**RECORDS PROVIDED**.
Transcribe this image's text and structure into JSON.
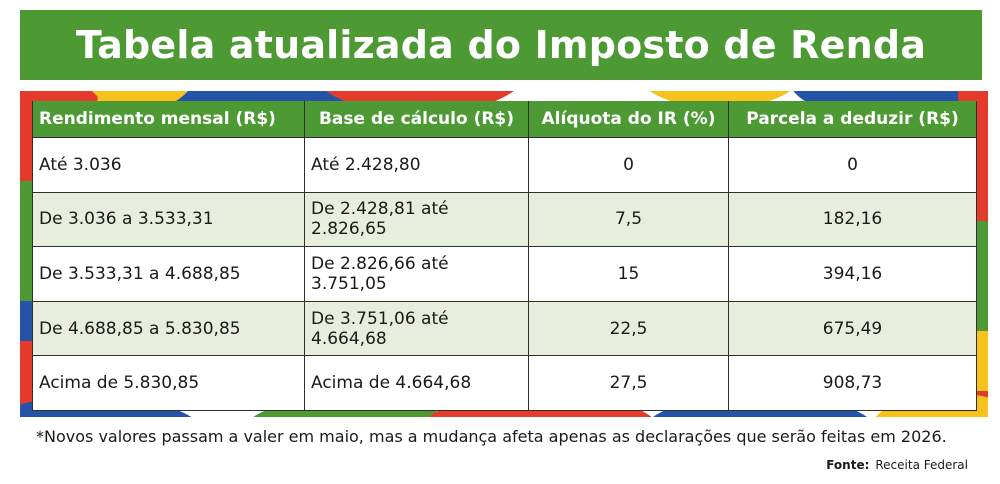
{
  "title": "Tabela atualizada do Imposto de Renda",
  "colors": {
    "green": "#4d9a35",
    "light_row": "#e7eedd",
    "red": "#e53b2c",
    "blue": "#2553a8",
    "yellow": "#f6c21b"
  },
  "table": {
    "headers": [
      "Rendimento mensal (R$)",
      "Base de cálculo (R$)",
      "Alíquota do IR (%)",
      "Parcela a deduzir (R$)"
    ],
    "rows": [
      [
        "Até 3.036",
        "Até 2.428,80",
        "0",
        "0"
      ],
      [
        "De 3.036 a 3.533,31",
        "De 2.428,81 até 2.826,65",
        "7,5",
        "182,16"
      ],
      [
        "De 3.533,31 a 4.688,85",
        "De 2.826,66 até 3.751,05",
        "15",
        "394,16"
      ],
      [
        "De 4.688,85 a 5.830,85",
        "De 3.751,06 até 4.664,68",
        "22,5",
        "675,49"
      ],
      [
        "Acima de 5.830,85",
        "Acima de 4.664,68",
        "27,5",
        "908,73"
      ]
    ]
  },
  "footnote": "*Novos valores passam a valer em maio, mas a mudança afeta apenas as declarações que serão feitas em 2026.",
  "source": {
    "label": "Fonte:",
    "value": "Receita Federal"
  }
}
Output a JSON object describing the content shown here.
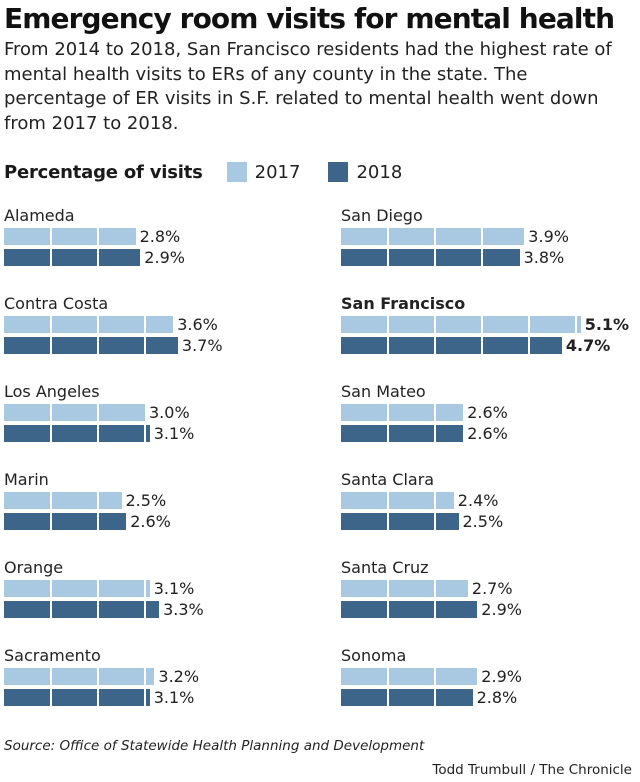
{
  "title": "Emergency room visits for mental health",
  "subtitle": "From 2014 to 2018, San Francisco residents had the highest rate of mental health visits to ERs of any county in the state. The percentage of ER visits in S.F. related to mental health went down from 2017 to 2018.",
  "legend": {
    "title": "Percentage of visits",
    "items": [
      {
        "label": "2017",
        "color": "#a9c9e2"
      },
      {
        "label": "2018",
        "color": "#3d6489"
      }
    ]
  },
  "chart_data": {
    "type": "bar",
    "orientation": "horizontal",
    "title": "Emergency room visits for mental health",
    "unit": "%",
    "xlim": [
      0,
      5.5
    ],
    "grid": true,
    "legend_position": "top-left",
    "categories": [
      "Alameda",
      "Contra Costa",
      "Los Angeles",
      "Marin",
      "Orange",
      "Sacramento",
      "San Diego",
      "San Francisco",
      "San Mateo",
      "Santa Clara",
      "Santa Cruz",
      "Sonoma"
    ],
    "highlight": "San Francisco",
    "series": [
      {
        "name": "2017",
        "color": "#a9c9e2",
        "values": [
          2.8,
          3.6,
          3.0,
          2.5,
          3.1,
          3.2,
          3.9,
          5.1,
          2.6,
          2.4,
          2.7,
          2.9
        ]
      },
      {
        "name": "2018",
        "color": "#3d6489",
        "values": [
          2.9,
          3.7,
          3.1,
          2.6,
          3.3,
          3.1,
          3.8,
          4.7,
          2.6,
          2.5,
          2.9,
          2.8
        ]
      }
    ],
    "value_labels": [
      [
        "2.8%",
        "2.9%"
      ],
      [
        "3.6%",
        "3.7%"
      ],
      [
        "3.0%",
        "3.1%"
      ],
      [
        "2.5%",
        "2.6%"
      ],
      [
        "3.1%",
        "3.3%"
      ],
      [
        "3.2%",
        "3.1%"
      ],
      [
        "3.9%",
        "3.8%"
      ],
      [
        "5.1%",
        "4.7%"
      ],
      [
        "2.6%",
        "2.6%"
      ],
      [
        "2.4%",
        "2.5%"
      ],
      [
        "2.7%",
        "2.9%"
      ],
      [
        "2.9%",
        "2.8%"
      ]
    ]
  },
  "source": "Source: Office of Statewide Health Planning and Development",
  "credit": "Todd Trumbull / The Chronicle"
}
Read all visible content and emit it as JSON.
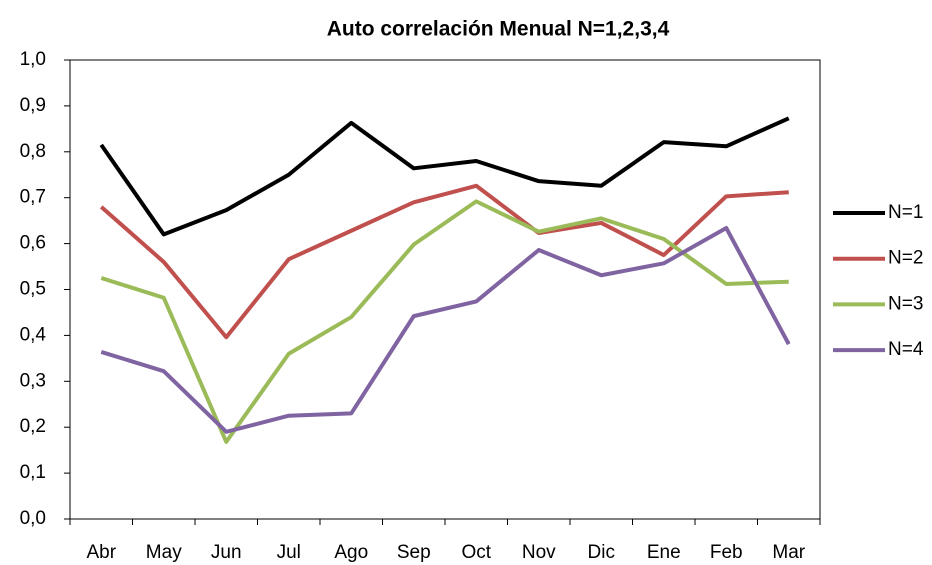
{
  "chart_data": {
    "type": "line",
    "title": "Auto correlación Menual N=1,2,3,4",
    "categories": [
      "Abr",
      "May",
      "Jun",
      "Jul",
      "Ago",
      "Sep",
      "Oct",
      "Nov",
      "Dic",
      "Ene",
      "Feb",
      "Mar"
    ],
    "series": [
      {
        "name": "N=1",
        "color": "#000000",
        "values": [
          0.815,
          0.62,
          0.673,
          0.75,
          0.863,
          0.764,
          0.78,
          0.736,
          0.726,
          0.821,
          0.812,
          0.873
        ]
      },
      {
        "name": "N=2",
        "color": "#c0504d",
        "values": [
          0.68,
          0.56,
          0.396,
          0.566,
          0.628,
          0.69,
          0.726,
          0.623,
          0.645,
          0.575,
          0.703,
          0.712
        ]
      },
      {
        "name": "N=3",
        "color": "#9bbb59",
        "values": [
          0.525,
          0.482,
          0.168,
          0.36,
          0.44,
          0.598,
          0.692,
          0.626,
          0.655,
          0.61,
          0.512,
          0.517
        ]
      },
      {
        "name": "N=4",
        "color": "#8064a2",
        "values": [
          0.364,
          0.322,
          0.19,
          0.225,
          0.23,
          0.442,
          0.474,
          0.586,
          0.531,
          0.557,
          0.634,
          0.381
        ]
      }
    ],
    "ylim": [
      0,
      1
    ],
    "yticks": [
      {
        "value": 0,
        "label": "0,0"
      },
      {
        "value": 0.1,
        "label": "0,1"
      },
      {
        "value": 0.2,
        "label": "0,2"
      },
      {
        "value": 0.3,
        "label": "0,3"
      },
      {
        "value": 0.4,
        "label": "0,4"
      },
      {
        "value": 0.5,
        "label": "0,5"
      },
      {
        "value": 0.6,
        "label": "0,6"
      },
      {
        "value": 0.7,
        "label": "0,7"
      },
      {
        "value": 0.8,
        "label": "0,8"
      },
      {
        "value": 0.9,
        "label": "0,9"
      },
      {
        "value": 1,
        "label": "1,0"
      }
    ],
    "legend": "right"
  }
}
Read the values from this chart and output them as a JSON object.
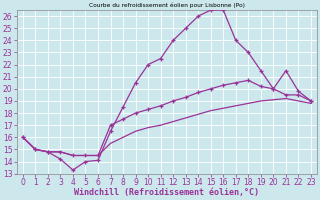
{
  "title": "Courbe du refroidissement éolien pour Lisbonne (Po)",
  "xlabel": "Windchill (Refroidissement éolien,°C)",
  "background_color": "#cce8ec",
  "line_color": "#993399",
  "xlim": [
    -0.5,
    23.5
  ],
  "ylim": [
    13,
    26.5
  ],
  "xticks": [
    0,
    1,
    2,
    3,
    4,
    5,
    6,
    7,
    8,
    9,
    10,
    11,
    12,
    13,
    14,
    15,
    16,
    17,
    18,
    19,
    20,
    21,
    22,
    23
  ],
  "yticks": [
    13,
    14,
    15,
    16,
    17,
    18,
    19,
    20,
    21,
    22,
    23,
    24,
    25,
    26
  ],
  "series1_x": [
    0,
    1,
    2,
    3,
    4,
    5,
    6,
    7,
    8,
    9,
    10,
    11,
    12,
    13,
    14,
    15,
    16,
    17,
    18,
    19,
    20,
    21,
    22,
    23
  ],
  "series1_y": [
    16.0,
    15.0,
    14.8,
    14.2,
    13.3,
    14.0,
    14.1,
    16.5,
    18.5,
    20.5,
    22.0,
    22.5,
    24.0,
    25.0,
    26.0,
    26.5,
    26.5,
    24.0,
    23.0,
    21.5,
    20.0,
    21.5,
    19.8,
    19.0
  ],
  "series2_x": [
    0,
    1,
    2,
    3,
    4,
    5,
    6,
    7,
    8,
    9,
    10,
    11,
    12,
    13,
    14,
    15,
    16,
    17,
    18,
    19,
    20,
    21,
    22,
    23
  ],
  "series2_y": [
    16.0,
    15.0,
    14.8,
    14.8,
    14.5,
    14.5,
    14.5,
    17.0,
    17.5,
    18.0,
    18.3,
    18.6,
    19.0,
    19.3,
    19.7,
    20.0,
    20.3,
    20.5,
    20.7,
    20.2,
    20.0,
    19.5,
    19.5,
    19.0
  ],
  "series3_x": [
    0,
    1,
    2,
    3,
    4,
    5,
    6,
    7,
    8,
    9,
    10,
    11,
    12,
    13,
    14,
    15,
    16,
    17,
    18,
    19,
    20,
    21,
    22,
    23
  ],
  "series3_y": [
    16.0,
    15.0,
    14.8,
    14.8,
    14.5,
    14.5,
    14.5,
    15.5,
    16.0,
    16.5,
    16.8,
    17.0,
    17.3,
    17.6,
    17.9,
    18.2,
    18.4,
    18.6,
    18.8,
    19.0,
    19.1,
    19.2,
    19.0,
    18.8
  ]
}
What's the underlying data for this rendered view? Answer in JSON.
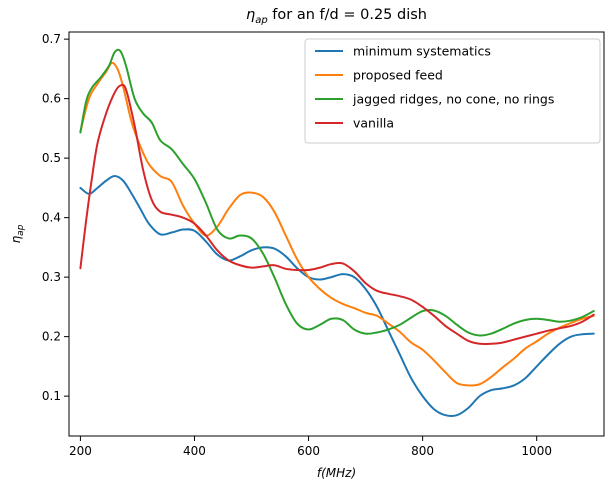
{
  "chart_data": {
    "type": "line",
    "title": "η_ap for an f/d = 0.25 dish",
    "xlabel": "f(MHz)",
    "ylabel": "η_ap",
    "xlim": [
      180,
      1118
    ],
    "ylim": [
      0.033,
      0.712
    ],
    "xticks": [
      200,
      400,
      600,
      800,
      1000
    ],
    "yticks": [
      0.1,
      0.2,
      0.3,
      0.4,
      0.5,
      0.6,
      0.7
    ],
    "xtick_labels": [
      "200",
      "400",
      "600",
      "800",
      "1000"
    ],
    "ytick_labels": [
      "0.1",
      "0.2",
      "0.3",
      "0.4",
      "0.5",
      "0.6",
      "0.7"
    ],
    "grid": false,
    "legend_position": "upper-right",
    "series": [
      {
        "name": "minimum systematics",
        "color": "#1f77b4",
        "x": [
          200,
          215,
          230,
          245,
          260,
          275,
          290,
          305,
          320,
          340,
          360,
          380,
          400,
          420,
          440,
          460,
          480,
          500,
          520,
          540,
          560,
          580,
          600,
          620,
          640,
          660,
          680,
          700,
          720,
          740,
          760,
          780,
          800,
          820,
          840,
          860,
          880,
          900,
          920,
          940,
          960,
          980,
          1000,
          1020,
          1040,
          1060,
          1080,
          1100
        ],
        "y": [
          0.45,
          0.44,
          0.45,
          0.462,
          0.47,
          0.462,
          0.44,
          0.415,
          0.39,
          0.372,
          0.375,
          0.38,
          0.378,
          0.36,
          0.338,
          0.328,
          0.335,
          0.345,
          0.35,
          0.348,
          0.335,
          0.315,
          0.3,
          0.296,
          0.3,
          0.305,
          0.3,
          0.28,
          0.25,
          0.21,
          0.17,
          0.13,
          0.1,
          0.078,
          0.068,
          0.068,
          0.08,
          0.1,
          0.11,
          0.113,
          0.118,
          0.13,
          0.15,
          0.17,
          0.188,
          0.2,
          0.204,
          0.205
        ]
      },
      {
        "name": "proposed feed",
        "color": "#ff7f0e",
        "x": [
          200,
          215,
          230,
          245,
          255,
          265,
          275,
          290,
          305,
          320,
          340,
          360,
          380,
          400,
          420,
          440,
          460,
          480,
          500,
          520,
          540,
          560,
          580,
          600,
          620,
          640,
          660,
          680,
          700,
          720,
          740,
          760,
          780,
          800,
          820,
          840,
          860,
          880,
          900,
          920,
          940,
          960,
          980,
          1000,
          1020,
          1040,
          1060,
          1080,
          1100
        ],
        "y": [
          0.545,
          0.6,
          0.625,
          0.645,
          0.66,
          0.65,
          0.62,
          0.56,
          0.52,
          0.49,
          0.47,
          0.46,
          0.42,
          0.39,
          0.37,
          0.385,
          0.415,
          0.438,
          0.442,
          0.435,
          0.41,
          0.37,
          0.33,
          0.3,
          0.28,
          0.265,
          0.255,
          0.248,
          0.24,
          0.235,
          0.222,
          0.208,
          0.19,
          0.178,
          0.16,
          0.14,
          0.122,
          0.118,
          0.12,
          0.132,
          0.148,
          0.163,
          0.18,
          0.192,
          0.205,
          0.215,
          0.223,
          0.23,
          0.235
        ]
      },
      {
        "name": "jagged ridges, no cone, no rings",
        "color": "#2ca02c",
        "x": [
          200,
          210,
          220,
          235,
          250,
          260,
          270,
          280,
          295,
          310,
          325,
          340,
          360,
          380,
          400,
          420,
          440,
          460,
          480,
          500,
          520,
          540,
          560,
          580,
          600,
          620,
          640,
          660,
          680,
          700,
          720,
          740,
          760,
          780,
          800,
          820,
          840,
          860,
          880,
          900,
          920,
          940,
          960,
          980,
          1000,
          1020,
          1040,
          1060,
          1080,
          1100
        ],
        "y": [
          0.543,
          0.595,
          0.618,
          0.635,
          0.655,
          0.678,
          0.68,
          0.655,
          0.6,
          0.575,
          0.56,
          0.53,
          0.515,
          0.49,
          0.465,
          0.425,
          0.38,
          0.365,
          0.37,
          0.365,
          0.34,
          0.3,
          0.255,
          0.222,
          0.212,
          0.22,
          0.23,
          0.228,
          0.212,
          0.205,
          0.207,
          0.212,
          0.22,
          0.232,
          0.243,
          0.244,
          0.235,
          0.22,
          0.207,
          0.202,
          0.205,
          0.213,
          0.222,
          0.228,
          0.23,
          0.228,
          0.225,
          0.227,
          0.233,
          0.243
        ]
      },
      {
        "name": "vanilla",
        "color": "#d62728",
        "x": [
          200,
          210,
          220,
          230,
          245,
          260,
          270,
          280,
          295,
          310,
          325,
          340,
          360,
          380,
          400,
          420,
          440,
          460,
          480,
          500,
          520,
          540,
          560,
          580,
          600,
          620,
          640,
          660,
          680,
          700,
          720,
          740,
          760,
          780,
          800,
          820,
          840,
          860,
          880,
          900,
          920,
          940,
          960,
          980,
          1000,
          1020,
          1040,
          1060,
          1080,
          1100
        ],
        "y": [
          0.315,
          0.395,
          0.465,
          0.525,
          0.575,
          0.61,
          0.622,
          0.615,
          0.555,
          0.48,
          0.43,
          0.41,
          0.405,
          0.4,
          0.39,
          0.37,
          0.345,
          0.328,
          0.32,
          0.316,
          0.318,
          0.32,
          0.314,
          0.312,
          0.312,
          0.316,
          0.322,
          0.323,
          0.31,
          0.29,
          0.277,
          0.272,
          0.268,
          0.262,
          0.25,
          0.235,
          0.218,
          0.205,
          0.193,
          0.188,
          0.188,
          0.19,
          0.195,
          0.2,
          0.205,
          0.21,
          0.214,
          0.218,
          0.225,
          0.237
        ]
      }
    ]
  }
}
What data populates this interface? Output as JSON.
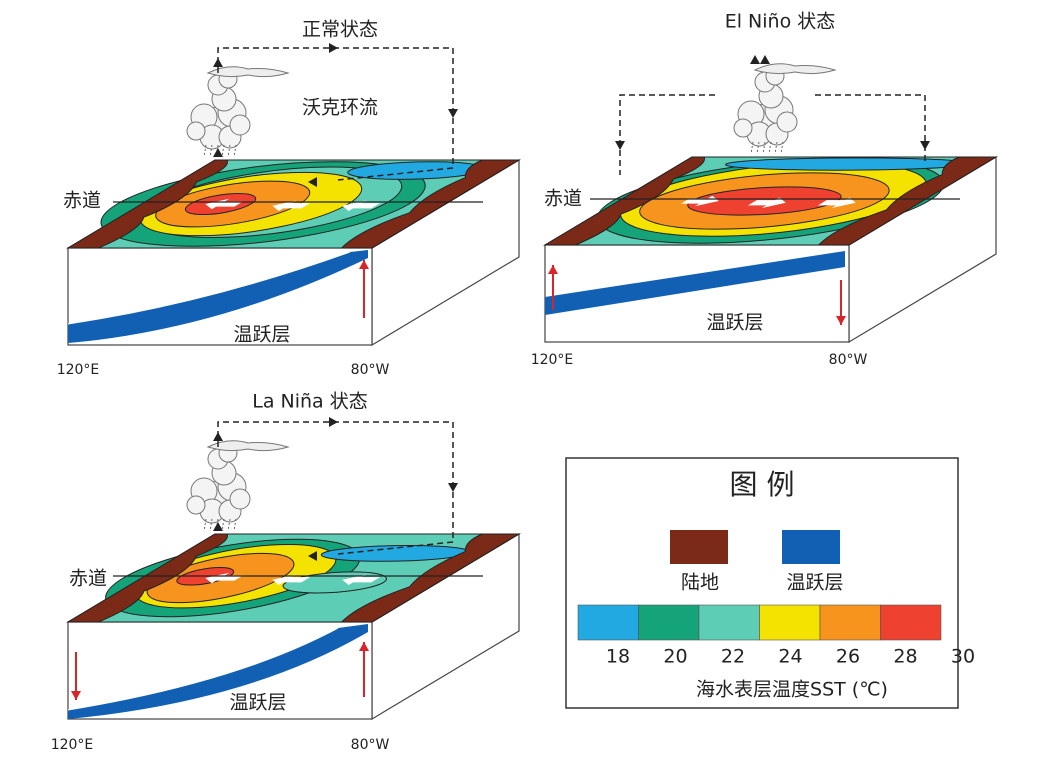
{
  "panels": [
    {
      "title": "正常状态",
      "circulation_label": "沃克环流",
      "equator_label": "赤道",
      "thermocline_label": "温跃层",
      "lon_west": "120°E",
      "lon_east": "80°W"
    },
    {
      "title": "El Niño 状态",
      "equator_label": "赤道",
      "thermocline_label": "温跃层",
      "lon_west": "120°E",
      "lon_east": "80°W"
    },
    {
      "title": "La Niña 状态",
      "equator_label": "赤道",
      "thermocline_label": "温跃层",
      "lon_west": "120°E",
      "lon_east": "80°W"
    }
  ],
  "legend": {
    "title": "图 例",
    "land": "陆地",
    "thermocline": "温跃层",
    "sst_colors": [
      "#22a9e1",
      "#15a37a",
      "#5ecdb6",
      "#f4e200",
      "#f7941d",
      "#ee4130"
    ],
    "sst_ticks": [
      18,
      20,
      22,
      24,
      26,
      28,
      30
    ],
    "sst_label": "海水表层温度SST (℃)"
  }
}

**TASK DIRECTIONS**. Within the data above, pick out all lines holding the word "visits".

**COMPLETE ANSWER**.
  "title": "Emergency room visits for mental health",
  "subtitle": "From 2014 to 2018, San Francisco residents had the highest rate of mental health visits to ERs of any county in the state. The percentage of ER visits in S.F. related to mental health went down from 2017 to 2018.",
    "title": "Percentage of visits",
    "title": "Emergency room visits for mental health",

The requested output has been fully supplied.